EXERCISE — Pictures stay out of the copy; set down each line of the listing below exactly.

=-=-=-=-=

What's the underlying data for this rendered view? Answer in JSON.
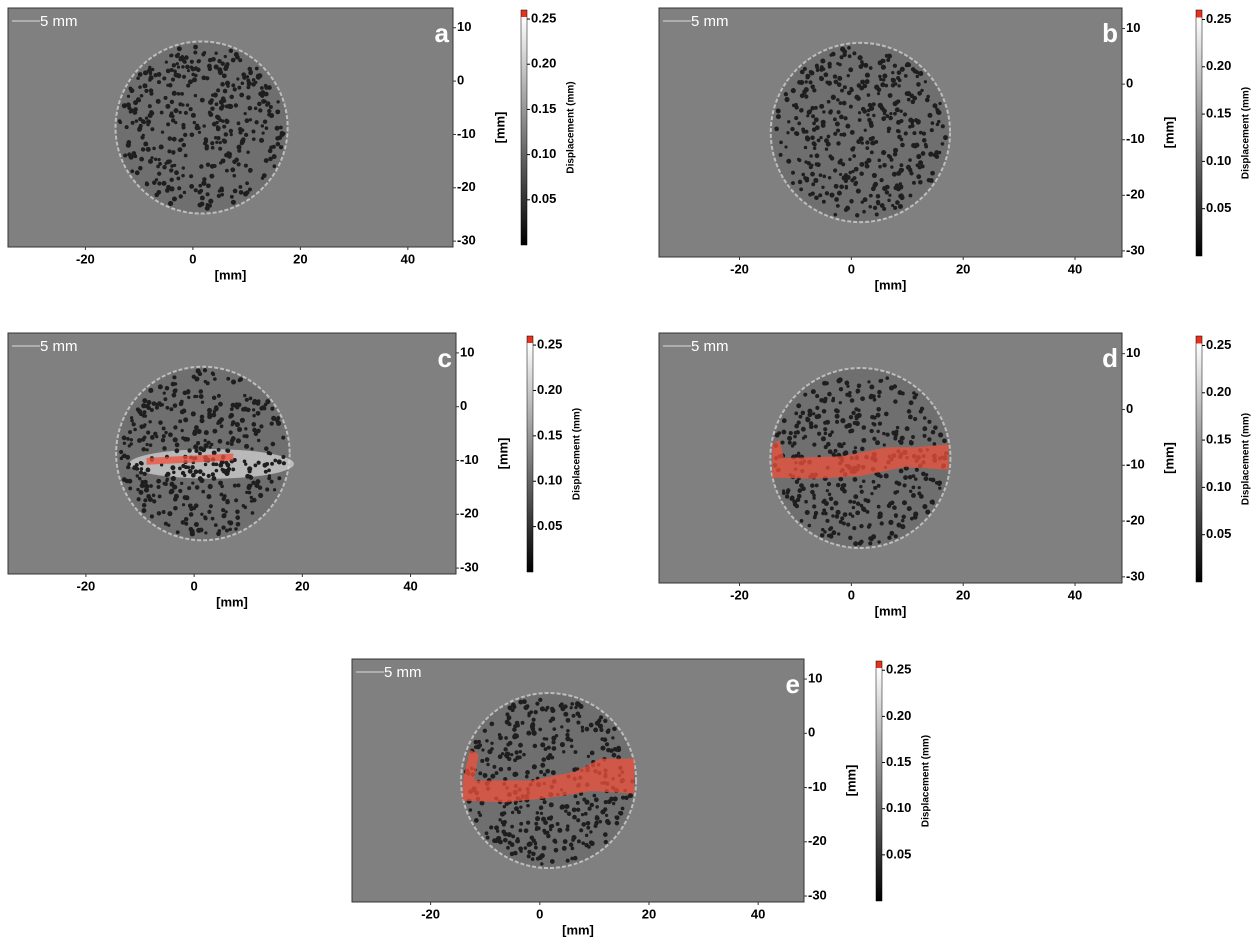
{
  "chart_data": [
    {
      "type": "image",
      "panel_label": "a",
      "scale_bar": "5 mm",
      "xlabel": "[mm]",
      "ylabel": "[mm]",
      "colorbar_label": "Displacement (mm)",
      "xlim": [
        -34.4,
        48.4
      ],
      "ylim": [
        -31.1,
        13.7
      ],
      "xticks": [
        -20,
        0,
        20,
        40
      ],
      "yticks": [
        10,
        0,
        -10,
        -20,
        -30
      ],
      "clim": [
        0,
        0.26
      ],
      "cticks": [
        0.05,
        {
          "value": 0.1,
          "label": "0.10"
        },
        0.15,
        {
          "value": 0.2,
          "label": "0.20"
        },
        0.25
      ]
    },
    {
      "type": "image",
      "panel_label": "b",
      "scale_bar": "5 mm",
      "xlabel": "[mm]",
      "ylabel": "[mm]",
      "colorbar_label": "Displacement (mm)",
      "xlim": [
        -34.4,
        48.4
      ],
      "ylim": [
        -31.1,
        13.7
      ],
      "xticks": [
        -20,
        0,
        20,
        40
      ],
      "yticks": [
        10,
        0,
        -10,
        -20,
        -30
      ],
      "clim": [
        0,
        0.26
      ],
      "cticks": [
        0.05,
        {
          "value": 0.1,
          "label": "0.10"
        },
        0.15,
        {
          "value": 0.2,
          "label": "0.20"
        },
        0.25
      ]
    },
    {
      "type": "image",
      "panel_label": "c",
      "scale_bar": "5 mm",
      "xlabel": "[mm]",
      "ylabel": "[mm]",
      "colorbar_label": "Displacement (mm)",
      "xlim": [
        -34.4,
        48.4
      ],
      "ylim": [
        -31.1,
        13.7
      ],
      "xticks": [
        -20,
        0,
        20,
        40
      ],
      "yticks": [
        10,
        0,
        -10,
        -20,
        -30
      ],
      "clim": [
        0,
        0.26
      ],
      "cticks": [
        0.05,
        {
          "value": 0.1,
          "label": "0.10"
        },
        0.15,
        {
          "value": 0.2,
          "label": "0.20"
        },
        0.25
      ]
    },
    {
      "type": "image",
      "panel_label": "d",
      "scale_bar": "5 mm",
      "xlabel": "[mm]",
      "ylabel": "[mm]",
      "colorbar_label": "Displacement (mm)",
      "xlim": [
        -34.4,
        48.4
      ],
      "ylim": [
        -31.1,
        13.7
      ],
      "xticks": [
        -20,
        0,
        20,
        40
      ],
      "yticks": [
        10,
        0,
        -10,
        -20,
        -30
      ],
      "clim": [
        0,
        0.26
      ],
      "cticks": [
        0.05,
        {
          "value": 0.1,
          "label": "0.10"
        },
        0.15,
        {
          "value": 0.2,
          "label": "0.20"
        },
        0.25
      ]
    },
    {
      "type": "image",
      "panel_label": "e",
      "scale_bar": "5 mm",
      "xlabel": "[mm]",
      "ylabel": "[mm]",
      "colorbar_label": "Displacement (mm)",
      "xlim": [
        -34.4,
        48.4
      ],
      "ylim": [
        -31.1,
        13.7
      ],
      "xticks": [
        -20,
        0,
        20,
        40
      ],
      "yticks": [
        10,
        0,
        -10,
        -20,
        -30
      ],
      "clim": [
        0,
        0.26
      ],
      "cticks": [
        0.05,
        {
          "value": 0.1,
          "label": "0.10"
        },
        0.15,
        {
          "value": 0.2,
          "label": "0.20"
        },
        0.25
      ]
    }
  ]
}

=-=-=-=-=

WRITTEN ANSWER —
What's the underlying data for this rendered view? Answer in JSON.
{
  "chart_data": [
    {
      "type": "image",
      "panel_label": "a",
      "scale_bar": "5 mm",
      "xlabel": "[mm]",
      "ylabel": "[mm]",
      "colorbar_label": "Displacement (mm)",
      "xlim": [
        -34.4,
        48.4
      ],
      "ylim": [
        -31.1,
        13.7
      ],
      "xticks": [
        -20,
        0,
        20,
        40
      ],
      "yticks": [
        10,
        0,
        -10,
        -20,
        -30
      ],
      "clim": [
        0,
        0.26
      ],
      "cticks": [
        0.05,
        {
          "value": 0.1,
          "label": "0.10"
        },
        0.15,
        {
          "value": 0.2,
          "label": "0.20"
        },
        0.25
      ]
    },
    {
      "type": "image",
      "panel_label": "b",
      "scale_bar": "5 mm",
      "xlabel": "[mm]",
      "ylabel": "[mm]",
      "colorbar_label": "Displacement (mm)",
      "xlim": [
        -34.4,
        48.4
      ],
      "ylim": [
        -31.1,
        13.7
      ],
      "xticks": [
        -20,
        0,
        20,
        40
      ],
      "yticks": [
        10,
        0,
        -10,
        -20,
        -30
      ],
      "clim": [
        0,
        0.26
      ],
      "cticks": [
        0.05,
        {
          "value": 0.1,
          "label": "0.10"
        },
        0.15,
        {
          "value": 0.2,
          "label": "0.20"
        },
        0.25
      ]
    },
    {
      "type": "image",
      "panel_label": "c",
      "scale_bar": "5 mm",
      "xlabel": "[mm]",
      "ylabel": "[mm]",
      "colorbar_label": "Displacement (mm)",
      "xlim": [
        -34.4,
        48.4
      ],
      "ylim": [
        -31.1,
        13.7
      ],
      "xticks": [
        -20,
        0,
        20,
        40
      ],
      "yticks": [
        10,
        0,
        -10,
        -20,
        -30
      ],
      "clim": [
        0,
        0.26
      ],
      "cticks": [
        0.05,
        {
          "value": 0.1,
          "label": "0.10"
        },
        0.15,
        {
          "value": 0.2,
          "label": "0.20"
        },
        0.25
      ]
    },
    {
      "type": "image",
      "panel_label": "d",
      "scale_bar": "5 mm",
      "xlabel": "[mm]",
      "ylabel": "[mm]",
      "colorbar_label": "Displacement (mm)",
      "xlim": [
        -34.4,
        48.4
      ],
      "ylim": [
        -31.1,
        13.7
      ],
      "xticks": [
        -20,
        0,
        20,
        40
      ],
      "yticks": [
        10,
        0,
        -10,
        -20,
        -30
      ],
      "clim": [
        0,
        0.26
      ],
      "cticks": [
        0.05,
        {
          "value": 0.1,
          "label": "0.10"
        },
        0.15,
        {
          "value": 0.2,
          "label": "0.20"
        },
        0.25
      ]
    },
    {
      "type": "image",
      "panel_label": "e",
      "scale_bar": "5 mm",
      "xlabel": "[mm]",
      "ylabel": "[mm]",
      "colorbar_label": "Displacement (mm)",
      "xlim": [
        -34.4,
        48.4
      ],
      "ylim": [
        -31.1,
        13.7
      ],
      "xticks": [
        -20,
        0,
        20,
        40
      ],
      "yticks": [
        10,
        0,
        -10,
        -20,
        -30
      ],
      "clim": [
        0,
        0.26
      ],
      "cticks": [
        0.05,
        {
          "value": 0.1,
          "label": "0.10"
        },
        0.15,
        {
          "value": 0.2,
          "label": "0.20"
        },
        0.25
      ]
    }
  ]
}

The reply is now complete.